Brief:
Which lines contain the string "Globální"? Please list every one of them.

[Data records]

:::

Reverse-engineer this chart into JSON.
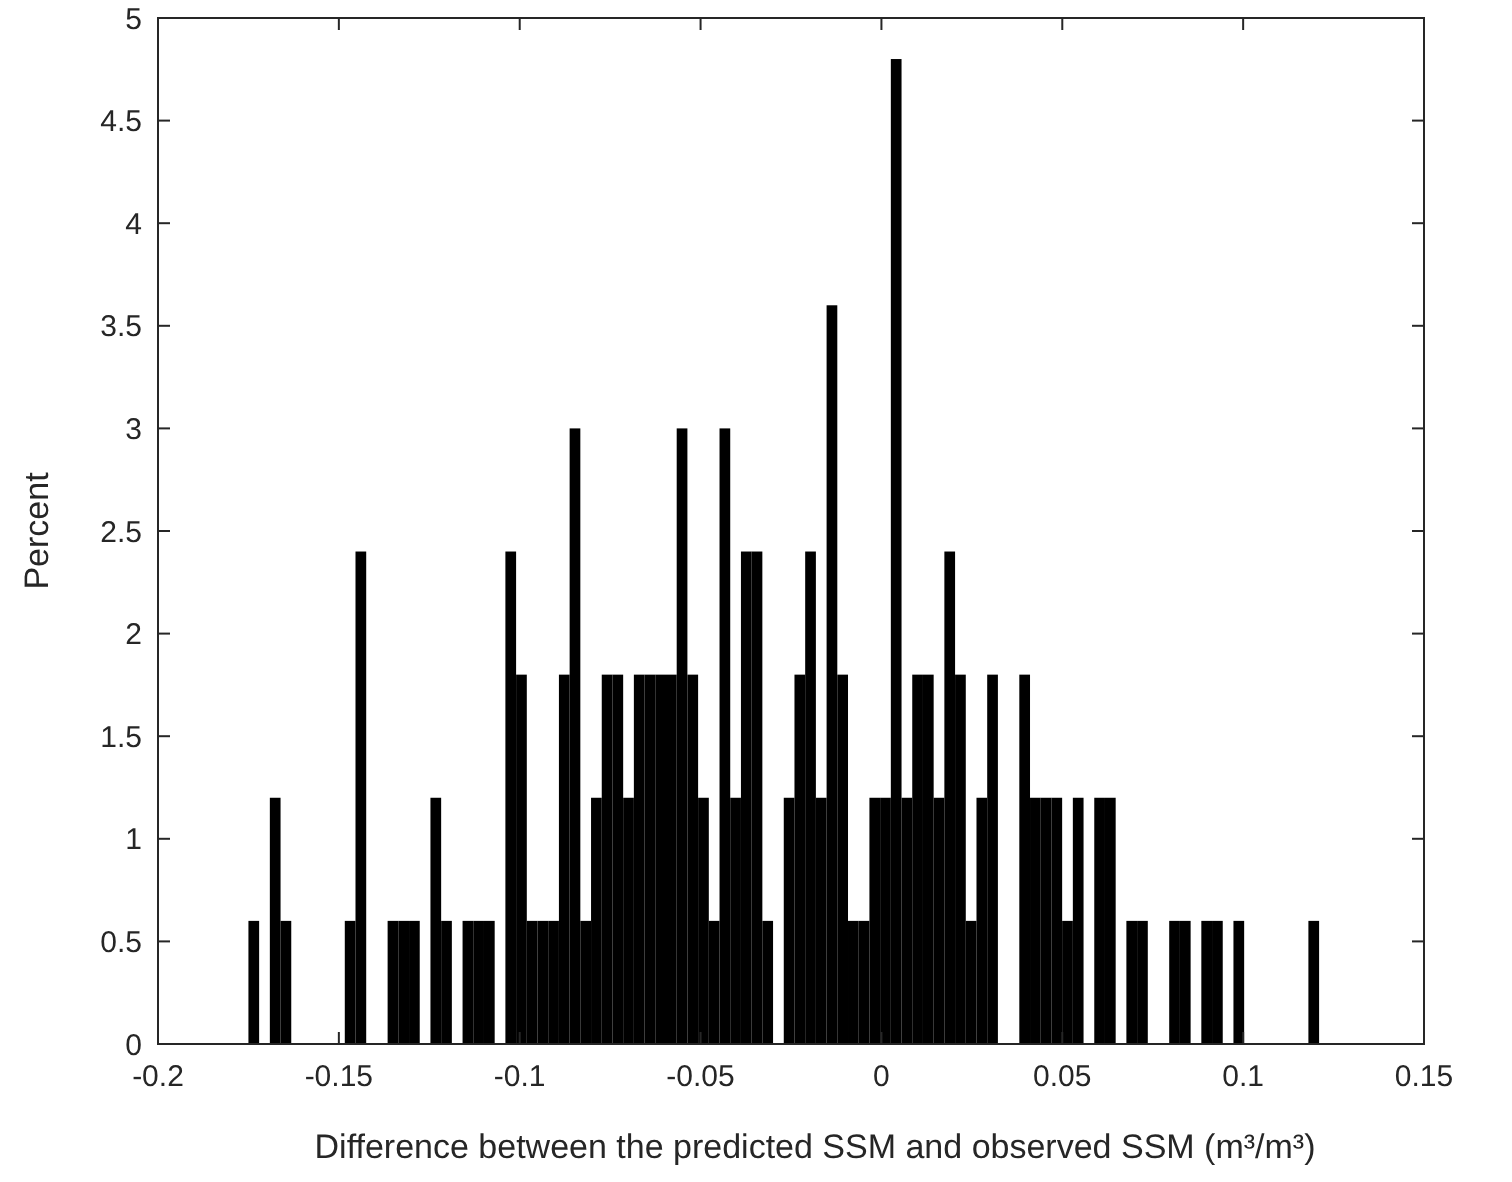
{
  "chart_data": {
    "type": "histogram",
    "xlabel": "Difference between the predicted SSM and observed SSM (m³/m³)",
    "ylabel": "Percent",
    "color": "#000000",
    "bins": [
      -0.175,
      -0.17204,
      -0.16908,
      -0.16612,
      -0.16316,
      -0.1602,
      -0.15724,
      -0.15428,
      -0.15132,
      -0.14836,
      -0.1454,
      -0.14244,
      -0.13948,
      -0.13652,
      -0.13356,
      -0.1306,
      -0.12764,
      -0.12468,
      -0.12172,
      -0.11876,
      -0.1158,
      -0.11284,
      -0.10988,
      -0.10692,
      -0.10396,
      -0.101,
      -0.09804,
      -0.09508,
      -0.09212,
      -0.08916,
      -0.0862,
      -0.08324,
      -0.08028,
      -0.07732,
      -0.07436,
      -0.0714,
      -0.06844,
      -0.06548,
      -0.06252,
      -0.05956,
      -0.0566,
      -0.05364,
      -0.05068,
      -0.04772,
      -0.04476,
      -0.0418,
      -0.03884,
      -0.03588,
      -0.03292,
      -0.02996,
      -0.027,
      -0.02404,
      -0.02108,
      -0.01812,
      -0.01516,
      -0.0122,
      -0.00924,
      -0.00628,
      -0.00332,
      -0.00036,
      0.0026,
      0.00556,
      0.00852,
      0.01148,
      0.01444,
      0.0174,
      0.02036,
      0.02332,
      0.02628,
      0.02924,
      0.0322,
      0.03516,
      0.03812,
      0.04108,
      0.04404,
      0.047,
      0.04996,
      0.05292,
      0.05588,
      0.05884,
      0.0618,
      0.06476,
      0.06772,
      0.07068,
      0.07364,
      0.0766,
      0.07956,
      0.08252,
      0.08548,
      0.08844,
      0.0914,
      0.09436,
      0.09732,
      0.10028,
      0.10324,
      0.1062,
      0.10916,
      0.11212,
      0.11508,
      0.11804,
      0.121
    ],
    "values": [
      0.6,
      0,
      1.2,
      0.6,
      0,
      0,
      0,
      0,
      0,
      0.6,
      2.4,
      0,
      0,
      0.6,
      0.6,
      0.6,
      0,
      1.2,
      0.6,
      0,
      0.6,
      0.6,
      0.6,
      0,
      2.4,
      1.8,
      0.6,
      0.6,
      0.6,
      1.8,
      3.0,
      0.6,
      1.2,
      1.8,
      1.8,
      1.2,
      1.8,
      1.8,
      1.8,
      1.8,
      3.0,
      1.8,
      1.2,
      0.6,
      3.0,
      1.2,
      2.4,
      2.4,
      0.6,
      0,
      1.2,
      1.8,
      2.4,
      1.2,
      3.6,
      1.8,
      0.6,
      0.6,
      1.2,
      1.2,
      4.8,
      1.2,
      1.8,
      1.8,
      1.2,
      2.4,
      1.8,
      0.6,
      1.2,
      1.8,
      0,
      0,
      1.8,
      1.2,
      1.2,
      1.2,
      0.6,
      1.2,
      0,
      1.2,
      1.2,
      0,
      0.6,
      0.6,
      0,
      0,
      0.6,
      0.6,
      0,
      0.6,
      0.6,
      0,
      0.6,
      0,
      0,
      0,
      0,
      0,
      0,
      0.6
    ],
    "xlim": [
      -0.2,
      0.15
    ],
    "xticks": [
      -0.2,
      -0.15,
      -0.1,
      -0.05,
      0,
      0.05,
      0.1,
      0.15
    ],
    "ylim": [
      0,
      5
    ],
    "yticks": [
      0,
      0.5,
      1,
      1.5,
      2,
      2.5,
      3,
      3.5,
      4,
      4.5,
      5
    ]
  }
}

:::

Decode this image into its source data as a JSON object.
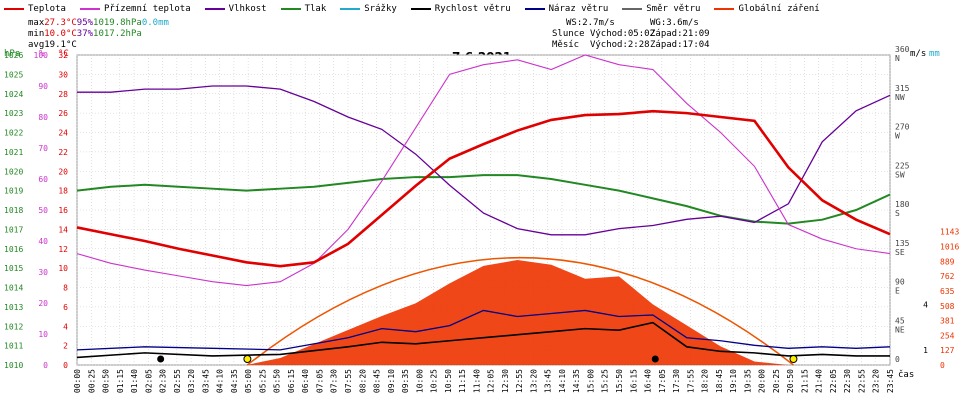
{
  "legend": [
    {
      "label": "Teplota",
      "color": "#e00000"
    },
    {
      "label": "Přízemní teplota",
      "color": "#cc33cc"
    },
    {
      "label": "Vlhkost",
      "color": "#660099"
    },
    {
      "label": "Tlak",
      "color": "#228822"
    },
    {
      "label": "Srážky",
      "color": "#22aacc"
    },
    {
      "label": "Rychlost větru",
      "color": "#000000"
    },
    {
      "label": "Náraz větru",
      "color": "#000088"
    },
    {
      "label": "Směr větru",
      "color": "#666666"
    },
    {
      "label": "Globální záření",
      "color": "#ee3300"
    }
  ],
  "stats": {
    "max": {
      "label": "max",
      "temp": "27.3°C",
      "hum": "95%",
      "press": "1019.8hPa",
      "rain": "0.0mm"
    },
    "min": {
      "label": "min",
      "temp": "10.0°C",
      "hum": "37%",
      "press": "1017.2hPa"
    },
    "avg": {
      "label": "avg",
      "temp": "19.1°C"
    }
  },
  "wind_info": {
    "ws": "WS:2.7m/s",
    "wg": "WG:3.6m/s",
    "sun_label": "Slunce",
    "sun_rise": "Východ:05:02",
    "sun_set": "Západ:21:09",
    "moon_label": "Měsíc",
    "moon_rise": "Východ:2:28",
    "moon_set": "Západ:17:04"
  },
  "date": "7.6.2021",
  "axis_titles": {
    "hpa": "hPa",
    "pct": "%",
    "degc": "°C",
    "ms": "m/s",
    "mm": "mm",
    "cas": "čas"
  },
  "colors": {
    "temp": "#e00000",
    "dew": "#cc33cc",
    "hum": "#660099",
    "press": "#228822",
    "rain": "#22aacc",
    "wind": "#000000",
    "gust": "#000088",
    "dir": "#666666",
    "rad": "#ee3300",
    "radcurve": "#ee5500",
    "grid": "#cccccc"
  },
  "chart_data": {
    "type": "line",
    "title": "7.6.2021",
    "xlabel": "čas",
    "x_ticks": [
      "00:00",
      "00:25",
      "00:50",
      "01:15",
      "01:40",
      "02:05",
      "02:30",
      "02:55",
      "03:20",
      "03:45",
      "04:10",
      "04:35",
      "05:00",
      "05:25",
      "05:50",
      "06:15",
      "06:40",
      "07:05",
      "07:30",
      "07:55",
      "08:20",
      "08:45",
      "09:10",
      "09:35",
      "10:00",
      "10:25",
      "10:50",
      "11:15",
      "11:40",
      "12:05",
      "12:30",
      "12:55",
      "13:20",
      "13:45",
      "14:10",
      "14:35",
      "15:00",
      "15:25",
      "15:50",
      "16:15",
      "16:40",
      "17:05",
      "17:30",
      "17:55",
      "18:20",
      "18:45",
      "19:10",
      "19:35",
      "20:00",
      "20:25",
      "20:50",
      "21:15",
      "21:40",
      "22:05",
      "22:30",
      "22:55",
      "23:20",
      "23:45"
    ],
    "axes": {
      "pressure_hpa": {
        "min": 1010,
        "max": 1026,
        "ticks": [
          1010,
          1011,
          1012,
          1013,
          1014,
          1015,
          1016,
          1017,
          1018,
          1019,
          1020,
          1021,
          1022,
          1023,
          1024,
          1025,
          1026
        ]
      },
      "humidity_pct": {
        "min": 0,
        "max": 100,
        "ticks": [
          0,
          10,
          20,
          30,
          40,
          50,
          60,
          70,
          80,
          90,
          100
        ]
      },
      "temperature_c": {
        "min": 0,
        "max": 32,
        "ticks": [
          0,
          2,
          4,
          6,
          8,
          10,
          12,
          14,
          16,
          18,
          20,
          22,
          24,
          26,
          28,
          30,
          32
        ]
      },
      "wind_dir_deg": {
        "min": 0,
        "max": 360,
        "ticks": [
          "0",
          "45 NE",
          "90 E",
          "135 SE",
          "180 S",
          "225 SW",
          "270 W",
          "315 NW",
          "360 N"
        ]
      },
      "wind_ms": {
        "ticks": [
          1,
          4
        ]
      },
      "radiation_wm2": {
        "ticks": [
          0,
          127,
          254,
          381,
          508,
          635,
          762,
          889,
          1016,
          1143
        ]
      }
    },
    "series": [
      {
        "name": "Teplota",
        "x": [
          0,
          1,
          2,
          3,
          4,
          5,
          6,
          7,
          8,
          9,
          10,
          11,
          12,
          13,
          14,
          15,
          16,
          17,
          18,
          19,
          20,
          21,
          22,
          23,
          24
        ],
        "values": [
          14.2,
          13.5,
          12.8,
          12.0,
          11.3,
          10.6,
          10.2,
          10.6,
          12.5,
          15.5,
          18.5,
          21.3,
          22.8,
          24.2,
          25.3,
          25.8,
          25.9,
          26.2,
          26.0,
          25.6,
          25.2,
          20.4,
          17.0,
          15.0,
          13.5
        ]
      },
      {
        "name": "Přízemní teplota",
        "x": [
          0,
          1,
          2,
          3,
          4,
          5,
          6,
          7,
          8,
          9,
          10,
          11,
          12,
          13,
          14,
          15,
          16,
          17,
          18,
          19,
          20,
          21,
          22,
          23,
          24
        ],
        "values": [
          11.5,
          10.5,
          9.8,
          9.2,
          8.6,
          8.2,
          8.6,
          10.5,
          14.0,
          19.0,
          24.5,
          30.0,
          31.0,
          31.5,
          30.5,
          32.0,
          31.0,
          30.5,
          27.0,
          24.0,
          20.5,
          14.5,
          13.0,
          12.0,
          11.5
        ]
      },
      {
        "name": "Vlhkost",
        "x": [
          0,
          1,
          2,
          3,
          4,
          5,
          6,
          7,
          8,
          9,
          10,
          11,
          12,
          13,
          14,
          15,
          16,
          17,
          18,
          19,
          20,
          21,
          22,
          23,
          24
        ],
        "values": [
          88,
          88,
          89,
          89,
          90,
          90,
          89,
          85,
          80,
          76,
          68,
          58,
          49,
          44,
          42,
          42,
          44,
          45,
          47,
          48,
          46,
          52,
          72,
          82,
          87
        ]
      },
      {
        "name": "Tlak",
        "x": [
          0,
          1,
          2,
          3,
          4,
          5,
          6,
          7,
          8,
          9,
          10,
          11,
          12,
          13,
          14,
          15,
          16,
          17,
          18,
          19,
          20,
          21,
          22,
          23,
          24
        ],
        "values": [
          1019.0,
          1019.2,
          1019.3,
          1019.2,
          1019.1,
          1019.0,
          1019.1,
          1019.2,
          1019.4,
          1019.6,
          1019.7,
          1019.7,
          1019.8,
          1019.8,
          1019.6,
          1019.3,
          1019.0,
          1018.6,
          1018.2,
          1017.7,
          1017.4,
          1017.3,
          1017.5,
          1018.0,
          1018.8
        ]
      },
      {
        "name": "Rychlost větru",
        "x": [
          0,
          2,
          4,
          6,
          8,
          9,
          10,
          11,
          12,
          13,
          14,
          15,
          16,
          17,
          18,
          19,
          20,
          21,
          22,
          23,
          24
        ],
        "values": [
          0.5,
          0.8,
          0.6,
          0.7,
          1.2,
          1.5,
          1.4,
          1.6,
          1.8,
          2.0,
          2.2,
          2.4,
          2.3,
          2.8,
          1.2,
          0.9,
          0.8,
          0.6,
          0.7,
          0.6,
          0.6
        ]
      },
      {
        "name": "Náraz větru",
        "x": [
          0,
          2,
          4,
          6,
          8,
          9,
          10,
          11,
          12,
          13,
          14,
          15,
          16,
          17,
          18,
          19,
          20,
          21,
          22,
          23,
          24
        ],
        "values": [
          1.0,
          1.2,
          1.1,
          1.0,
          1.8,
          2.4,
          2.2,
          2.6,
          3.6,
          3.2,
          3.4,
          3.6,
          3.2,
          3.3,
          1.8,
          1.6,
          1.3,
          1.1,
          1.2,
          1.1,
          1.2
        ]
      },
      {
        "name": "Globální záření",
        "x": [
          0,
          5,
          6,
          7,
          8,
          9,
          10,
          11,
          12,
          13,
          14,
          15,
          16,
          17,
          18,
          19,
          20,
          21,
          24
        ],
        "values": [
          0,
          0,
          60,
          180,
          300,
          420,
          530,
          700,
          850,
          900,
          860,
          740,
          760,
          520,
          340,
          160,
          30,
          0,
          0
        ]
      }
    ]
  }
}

:::

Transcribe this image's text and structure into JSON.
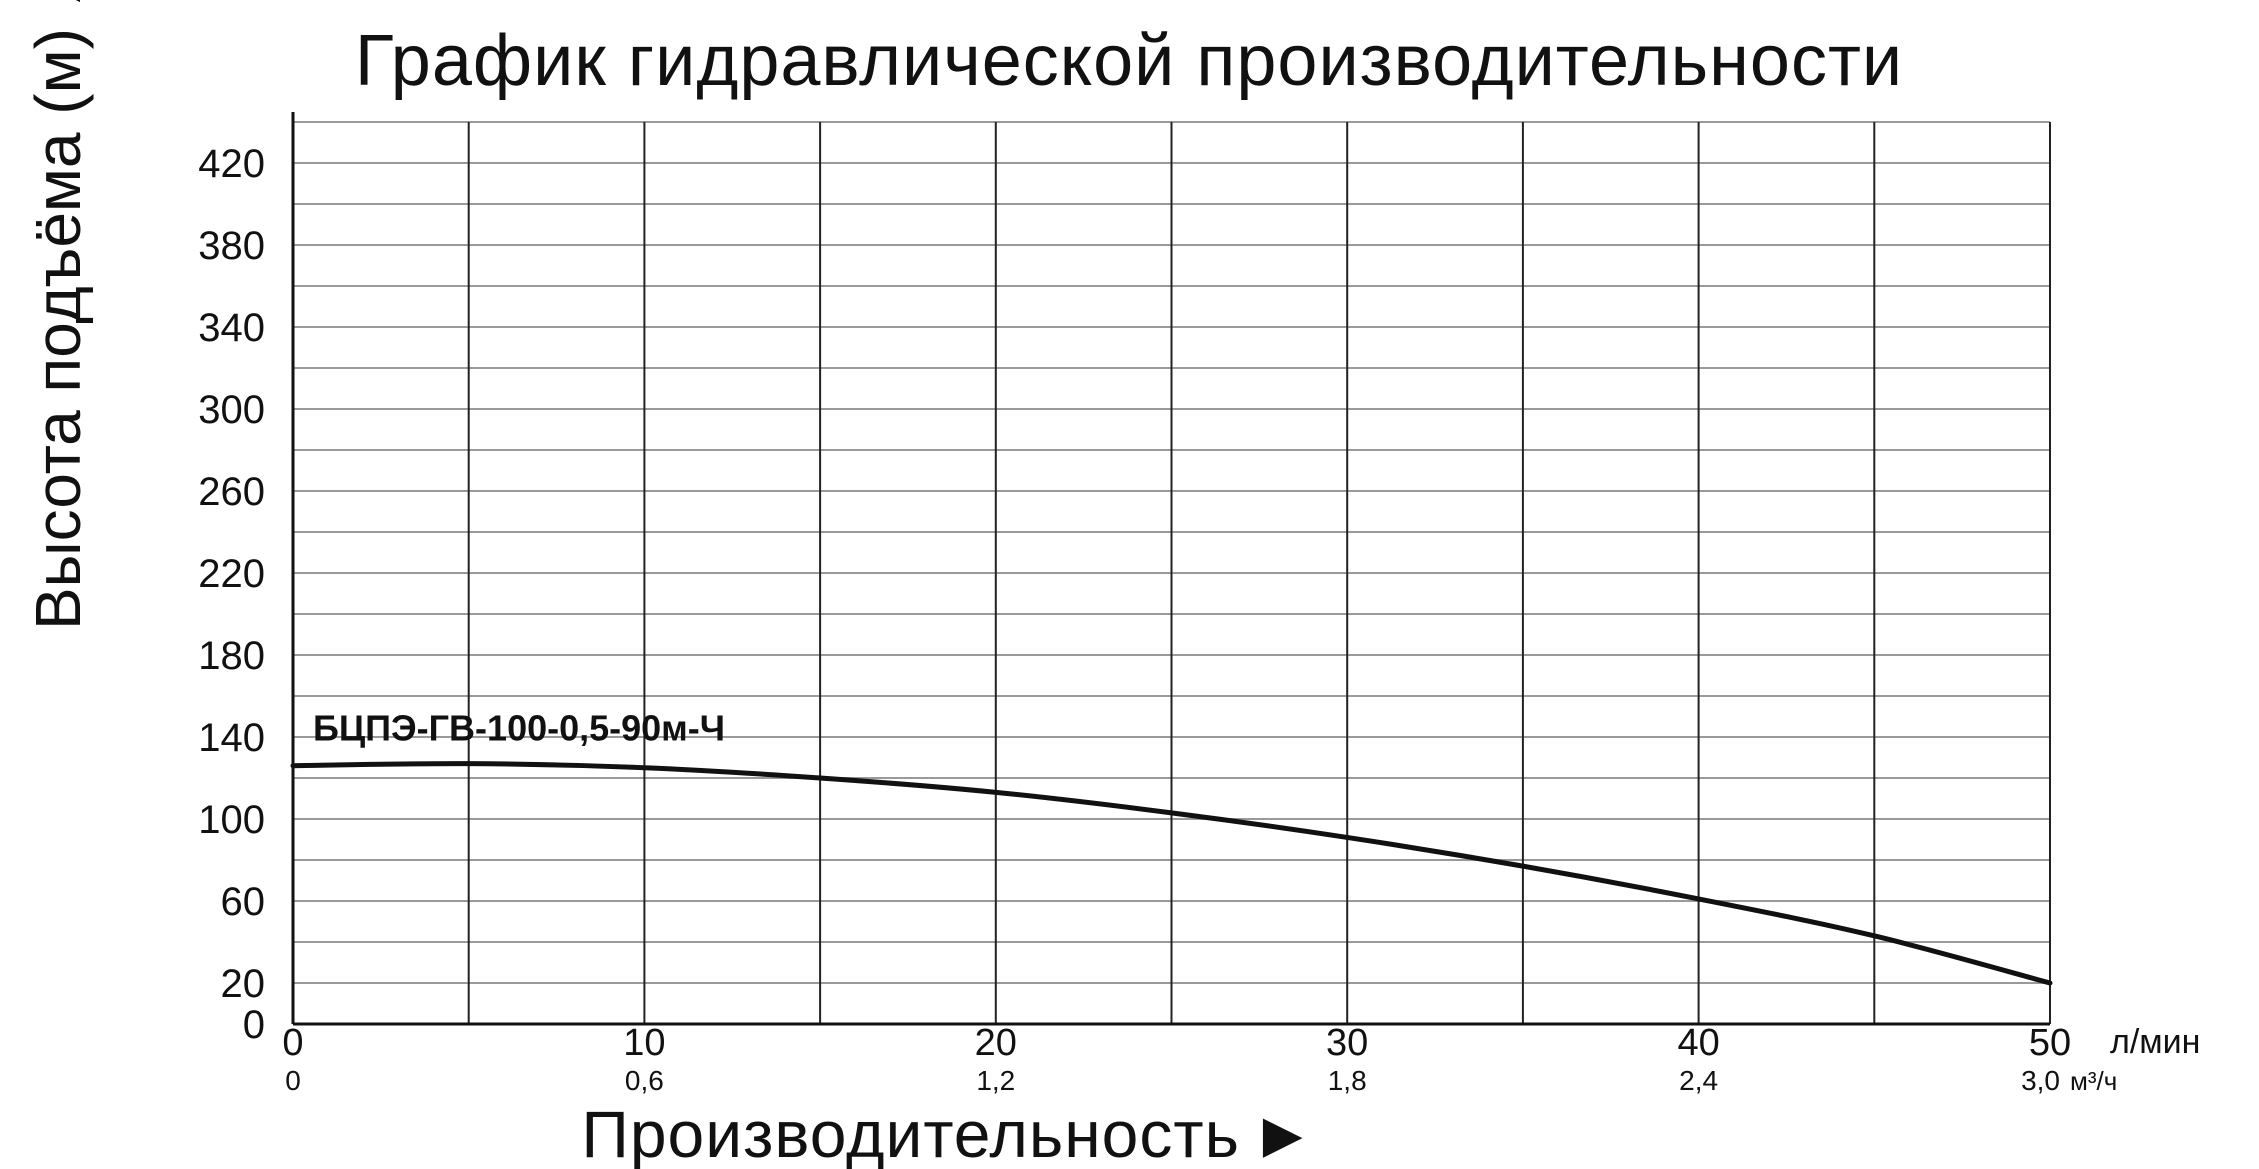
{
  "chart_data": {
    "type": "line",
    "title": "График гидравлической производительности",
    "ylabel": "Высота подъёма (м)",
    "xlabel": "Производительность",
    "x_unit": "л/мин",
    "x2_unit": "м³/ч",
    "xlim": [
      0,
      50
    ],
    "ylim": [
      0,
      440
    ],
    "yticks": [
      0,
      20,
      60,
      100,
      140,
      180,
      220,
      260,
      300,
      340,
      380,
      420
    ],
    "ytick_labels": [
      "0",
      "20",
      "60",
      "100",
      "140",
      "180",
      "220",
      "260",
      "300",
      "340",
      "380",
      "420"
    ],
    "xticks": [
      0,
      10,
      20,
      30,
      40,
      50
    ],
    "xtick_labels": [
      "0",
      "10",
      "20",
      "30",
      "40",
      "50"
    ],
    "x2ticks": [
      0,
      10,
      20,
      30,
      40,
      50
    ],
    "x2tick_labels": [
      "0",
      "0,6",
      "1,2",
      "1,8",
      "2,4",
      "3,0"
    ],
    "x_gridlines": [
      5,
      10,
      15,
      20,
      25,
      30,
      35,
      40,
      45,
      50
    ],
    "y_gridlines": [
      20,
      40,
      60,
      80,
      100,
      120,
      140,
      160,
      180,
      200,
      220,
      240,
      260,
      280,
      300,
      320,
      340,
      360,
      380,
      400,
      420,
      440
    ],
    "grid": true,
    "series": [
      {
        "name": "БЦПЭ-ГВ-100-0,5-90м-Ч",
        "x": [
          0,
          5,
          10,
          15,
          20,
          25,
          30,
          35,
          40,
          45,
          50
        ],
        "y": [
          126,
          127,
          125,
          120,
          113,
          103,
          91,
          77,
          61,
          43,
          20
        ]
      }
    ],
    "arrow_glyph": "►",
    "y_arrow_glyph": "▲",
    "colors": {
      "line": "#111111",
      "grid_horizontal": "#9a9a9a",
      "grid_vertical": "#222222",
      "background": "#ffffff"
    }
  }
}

:::

Task output:
      "label": "Globální záření",
        "name": "Globální záření",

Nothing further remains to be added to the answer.